STATED TASK.
Lay out every line of the data below as a Markdown table with two columns, Number and Record line, numbering the rows in order and omitting any blank lines.

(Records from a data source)

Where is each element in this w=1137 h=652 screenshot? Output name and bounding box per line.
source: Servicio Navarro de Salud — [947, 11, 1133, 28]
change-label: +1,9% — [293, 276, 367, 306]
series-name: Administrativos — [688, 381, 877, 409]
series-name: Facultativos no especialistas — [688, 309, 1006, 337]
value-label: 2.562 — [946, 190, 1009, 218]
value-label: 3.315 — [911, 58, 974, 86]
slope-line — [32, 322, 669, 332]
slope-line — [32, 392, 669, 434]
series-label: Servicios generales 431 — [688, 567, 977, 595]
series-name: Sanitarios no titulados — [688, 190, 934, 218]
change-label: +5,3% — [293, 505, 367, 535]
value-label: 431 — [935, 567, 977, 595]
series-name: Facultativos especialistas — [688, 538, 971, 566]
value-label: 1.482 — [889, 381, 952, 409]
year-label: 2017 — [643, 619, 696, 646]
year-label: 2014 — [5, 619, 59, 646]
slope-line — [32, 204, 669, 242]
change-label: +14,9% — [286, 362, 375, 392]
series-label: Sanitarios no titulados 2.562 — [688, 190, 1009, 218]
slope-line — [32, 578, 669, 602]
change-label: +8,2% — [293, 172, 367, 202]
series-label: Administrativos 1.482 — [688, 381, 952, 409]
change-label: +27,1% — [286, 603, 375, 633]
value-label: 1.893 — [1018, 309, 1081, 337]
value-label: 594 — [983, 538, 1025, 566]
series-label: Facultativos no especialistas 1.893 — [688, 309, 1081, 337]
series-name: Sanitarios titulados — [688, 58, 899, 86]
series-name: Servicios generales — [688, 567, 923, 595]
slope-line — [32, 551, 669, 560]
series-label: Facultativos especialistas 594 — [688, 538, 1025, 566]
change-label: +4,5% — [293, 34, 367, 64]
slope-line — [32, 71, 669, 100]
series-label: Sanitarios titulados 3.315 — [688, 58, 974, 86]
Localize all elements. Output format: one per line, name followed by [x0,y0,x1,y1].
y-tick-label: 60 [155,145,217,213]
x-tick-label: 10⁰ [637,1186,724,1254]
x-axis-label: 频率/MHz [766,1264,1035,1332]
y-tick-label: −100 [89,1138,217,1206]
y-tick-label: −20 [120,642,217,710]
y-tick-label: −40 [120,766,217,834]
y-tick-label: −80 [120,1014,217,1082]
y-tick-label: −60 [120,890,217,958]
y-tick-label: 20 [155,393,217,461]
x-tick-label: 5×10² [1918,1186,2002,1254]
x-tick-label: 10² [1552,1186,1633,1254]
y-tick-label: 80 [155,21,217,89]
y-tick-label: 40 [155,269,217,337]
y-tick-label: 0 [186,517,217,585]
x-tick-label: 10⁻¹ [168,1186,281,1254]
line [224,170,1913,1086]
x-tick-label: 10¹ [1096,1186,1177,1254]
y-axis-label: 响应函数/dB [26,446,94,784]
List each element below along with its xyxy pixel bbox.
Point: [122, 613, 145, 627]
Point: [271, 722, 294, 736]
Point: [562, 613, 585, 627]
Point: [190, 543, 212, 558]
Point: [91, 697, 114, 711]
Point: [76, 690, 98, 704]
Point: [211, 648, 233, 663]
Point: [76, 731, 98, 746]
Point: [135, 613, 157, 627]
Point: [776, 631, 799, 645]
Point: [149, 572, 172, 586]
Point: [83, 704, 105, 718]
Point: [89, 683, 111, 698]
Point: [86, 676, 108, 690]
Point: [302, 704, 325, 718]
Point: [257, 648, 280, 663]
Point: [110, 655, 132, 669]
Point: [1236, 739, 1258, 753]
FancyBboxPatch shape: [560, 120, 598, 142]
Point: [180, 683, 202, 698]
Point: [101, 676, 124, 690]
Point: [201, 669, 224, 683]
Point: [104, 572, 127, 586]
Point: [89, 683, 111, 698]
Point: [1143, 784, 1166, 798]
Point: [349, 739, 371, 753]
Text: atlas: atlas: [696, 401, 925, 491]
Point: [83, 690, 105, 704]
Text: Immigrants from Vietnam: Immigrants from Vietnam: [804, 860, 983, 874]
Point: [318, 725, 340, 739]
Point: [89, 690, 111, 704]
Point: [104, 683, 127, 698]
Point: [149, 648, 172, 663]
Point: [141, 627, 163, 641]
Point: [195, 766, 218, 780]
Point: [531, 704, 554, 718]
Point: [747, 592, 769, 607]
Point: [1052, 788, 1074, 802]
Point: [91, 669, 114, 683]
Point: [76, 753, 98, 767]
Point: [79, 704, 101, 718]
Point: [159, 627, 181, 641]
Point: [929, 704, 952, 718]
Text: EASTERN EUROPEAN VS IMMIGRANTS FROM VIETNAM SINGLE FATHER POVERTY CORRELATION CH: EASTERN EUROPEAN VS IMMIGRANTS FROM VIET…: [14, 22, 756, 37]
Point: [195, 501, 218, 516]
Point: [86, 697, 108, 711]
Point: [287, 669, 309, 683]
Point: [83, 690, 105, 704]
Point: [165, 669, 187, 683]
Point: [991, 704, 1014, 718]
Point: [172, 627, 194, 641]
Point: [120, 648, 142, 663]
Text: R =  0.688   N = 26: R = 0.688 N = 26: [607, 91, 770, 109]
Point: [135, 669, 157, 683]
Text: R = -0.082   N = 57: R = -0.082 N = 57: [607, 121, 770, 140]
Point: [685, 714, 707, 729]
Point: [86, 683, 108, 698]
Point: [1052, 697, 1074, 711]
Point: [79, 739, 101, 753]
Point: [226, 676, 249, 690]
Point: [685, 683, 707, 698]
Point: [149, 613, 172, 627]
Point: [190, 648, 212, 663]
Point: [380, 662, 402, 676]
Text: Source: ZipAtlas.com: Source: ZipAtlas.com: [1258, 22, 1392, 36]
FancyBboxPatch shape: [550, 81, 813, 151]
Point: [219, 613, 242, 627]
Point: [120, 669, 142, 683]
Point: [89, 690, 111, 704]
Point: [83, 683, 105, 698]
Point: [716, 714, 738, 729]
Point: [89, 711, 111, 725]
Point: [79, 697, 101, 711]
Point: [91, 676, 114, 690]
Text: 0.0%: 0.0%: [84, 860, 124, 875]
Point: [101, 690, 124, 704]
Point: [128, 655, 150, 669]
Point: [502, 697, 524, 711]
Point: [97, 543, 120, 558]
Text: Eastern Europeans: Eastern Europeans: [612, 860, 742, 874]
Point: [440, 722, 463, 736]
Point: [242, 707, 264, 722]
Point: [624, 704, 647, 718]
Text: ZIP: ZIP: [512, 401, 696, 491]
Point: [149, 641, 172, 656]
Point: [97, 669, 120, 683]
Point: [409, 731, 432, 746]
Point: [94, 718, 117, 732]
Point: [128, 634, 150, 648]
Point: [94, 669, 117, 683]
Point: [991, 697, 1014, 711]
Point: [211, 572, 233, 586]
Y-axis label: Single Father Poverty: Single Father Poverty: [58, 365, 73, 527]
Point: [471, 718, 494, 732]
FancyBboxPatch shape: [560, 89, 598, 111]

FINISHED EXERCISE.
| Number | Record line |
|---|---|
| 1 | Where is each element in this w=1137 h=652 screenshot? Output name and bounding box per line. |
| 2 | source: Servicio Navarro de Salud — [947, 11, 1133, 28] |
| 3 | change-label: +1,9% — [293, 276, 367, 306] |
| 4 | series-name: Administrativos — [688, 381, 877, 409] |
| 5 | series-name: Facultativos no especialistas — [688, 309, 1006, 337] |
| 6 | value-label: 2.562 — [946, 190, 1009, 218] |
| 7 | value-label: 3.315 — [911, 58, 974, 86] |
| 8 | slope-line — [32, 322, 669, 332] |
| 9 | slope-line — [32, 392, 669, 434] |
| 10 | series-label: Servicios generales 431 — [688, 567, 977, 595] |
| 11 | series-name: Sanitarios no titulados — [688, 190, 934, 218] |
| 12 | change-label: +5,3% — [293, 505, 367, 535] |
| 13 | value-label: 431 — [935, 567, 977, 595] |
| 14 | series-name: Facultativos especialistas — [688, 538, 971, 566] |
| 15 | value-label: 1.482 — [889, 381, 952, 409] |
| 16 | year-label: 2017 — [643, 619, 696, 646] |
| 17 | year-label: 2014 — [5, 619, 59, 646] |
| 18 | slope-line — [32, 204, 669, 242] |
| 19 | change-label: +14,9% — [286, 362, 375, 392] |
| 20 | series-label: Sanitarios no titulados 2.562 — [688, 190, 1009, 218] |
| 21 | slope-line — [32, 578, 669, 602] |
| 22 | change-label: +8,2% — [293, 172, 367, 202] |
| 23 | series-label: Administrativos 1.482 — [688, 381, 952, 409] |
| 24 | change-label: +27,1% — [286, 603, 375, 633] |
| 25 | value-label: 1.893 — [1018, 309, 1081, 337] |
| 26 | value-label: 594 — [983, 538, 1025, 566] |
| 27 | series-label: Facultativos no especialistas 1.893 — [688, 309, 1081, 337] |
| 28 | series-name: Sanitarios titulados — [688, 58, 899, 86] |
| 29 | series-name: Servicios generales — [688, 567, 923, 595] |
| 30 | slope-line — [32, 551, 669, 560] |
| 31 | series-label: Facultativos especialistas 594 — [688, 538, 1025, 566] |
| 32 | change-label: +4,5% — [293, 34, 367, 64] |
| 33 | slope-line — [32, 71, 669, 100] |
| 34 | series-label: Sanitarios titulados 3.315 — [688, 58, 974, 86] |
| 35 | Localize all elements. Output format: one per line, name followed by [x0,y0,x1,y1]. |
| 36 | y-tick-label: 60 [155,145,217,213] |
| 37 | x-tick-label: 10⁰ [637,1186,724,1254] |
| 38 | x-axis-label: 频率/MHz [766,1264,1035,1332] |
| 39 | y-tick-label: −100 [89,1138,217,1206] |
| 40 | y-tick-label: −20 [120,642,217,710] |
| 41 | y-tick-label: −40 [120,766,217,834] |
| 42 | y-tick-label: −80 [120,1014,217,1082] |
| 43 | y-tick-label: −60 [120,890,217,958] |
| 44 | y-tick-label: 20 [155,393,217,461] |
| 45 | x-tick-label: 5×10² [1918,1186,2002,1254] |
| 46 | x-tick-label: 10² [1552,1186,1633,1254] |
| 47 | y-tick-label: 80 [155,21,217,89] |
| 48 | y-tick-label: 40 [155,269,217,337] |
| 49 | y-tick-label: 0 [186,517,217,585] |
| 50 | x-tick-label: 10⁻¹ [168,1186,281,1254] |
| 51 | line [224,170,1913,1086] |
| 52 | x-tick-label: 10¹ [1096,1186,1177,1254] |
| 53 | y-axis-label: 响应函数/dB [26,446,94,784] |
| 54 | List each element below along with its xyxy pixel bbox. |
| 55 | Point: [122, 613, 145, 627] |
| 56 | Point: [271, 722, 294, 736] |
| 57 | Point: [562, 613, 585, 627] |
| 58 | Point: [190, 543, 212, 558] |
| 59 | Point: [91, 697, 114, 711] |
| 60 | Point: [76, 690, 98, 704] |
| 61 | Point: [211, 648, 233, 663] |
| 62 | Point: [76, 731, 98, 746] |
| 63 | Point: [135, 613, 157, 627] |
| 64 | Point: [776, 631, 799, 645] |
| 65 | Point: [149, 572, 172, 586] |
| 66 | Point: [83, 704, 105, 718] |
| 67 | Point: [89, 683, 111, 698] |
| 68 | Point: [86, 676, 108, 690] |
| 69 | Point: [302, 704, 325, 718] |
| 70 | Point: [257, 648, 280, 663] |
| 71 | Point: [110, 655, 132, 669] |
| 72 | Point: [1236, 739, 1258, 753] |
| 73 | FancyBboxPatch shape: [560, 120, 598, 142] |
| 74 | Point: [180, 683, 202, 698] |
| 75 | Point: [101, 676, 124, 690] |
| 76 | Point: [201, 669, 224, 683] |
| 77 | Point: [104, 572, 127, 586] |
| 78 | Point: [89, 683, 111, 698] |
| 79 | Point: [1143, 784, 1166, 798] |
| 80 | Point: [349, 739, 371, 753] |
| 81 | Text: atlas: atlas: [696, 401, 925, 491] |
| 82 | Point: [83, 690, 105, 704] |
| 83 | Text: Immigrants from Vietnam: Immigrants from Vietnam: [804, 860, 983, 874] |
| 84 | Point: [318, 725, 340, 739] |
| 85 | Point: [89, 690, 111, 704] |
| 86 | Point: [104, 683, 127, 698] |
| 87 | Point: [149, 648, 172, 663] |
| 88 | Point: [141, 627, 163, 641] |
| 89 | Point: [195, 766, 218, 780] |
| 90 | Point: [531, 704, 554, 718] |
| 91 | Point: [747, 592, 769, 607] |
| 92 | Point: [1052, 788, 1074, 802] |
| 93 | Point: [91, 669, 114, 683] |
| 94 | Point: [76, 753, 98, 767] |
| 95 | Point: [79, 704, 101, 718] |
| 96 | Point: [159, 627, 181, 641] |
| 97 | Point: [929, 704, 952, 718] |
| 98 | Text: EASTERN EUROPEAN VS IMMIGRANTS FROM VIETNAM SINGLE FATHER POVERTY CORRELATION CH: EASTERN EUROPEAN VS IMMIGRANTS FROM VIET…: [14, 22, 756, 37] |
| 99 | Point: [195, 501, 218, 516] |
| 100 | Point: [86, 697, 108, 711] |
| 101 | Point: [287, 669, 309, 683] |
| 102 | Point: [83, 690, 105, 704] |
| 103 | Point: [165, 669, 187, 683] |
| 104 | Point: [991, 704, 1014, 718] |
| 105 | Point: [172, 627, 194, 641] |
| 106 | Point: [120, 648, 142, 663] |
| 107 | Text: R =  0.688   N = 26: R = 0.688 N = 26: [607, 91, 770, 109] |
| 108 | Point: [135, 669, 157, 683] |
| 109 | Text: R = -0.082   N = 57: R = -0.082 N = 57: [607, 121, 770, 140] |
| 110 | Point: [685, 714, 707, 729] |
| 111 | Point: [86, 683, 108, 698] |
| 112 | Point: [1052, 697, 1074, 711] |
| 113 | Point: [79, 739, 101, 753] |
| 114 | Point: [226, 676, 249, 690] |
| 115 | Point: [685, 683, 707, 698] |
| 116 | Point: [149, 613, 172, 627] |
| 117 | Point: [190, 648, 212, 663] |
| 118 | Point: [380, 662, 402, 676] |
| 119 | Text: Source: ZipAtlas.com: Source: ZipAtlas.com: [1258, 22, 1392, 36] |
| 120 | FancyBboxPatch shape: [550, 81, 813, 151] |
| 121 | Point: [219, 613, 242, 627] |
| 122 | Point: [120, 669, 142, 683] |
| 123 | Point: [89, 690, 111, 704] |
| 124 | Point: [83, 683, 105, 698] |
| 125 | Point: [716, 714, 738, 729] |
| 126 | Point: [89, 711, 111, 725] |
| 127 | Point: [79, 697, 101, 711] |
| 128 | Point: [91, 676, 114, 690] |
| 129 | Text: 0.0%: 0.0%: [84, 860, 124, 875] |
| 130 | Point: [101, 690, 124, 704] |
| 131 | Point: [128, 655, 150, 669] |
| 132 | Point: [502, 697, 524, 711] |
| 133 | Point: [97, 543, 120, 558] |
| 134 | Text: Eastern Europeans: Eastern Europeans: [612, 860, 742, 874] |
| 135 | Point: [440, 722, 463, 736] |
| 136 | Point: [242, 707, 264, 722] |
| 137 | Point: [624, 704, 647, 718] |
| 138 | Text: ZIP: ZIP: [512, 401, 696, 491] |
| 139 | Point: [149, 641, 172, 656] |
| 140 | Point: [97, 669, 120, 683] |
| 141 | Point: [409, 731, 432, 746] |
| 142 | Point: [94, 718, 117, 732] |
| 143 | Point: [128, 634, 150, 648] |
| 144 | Point: [94, 669, 117, 683] |
| 145 | Point: [991, 697, 1014, 711] |
| 146 | Point: [211, 572, 233, 586] |
| 147 | Y-axis label: Single Father Poverty: Single Father Poverty: [58, 365, 73, 527] |
| 148 | Point: [471, 718, 494, 732] |
| 149 | FancyBboxPatch shape: [560, 89, 598, 111] |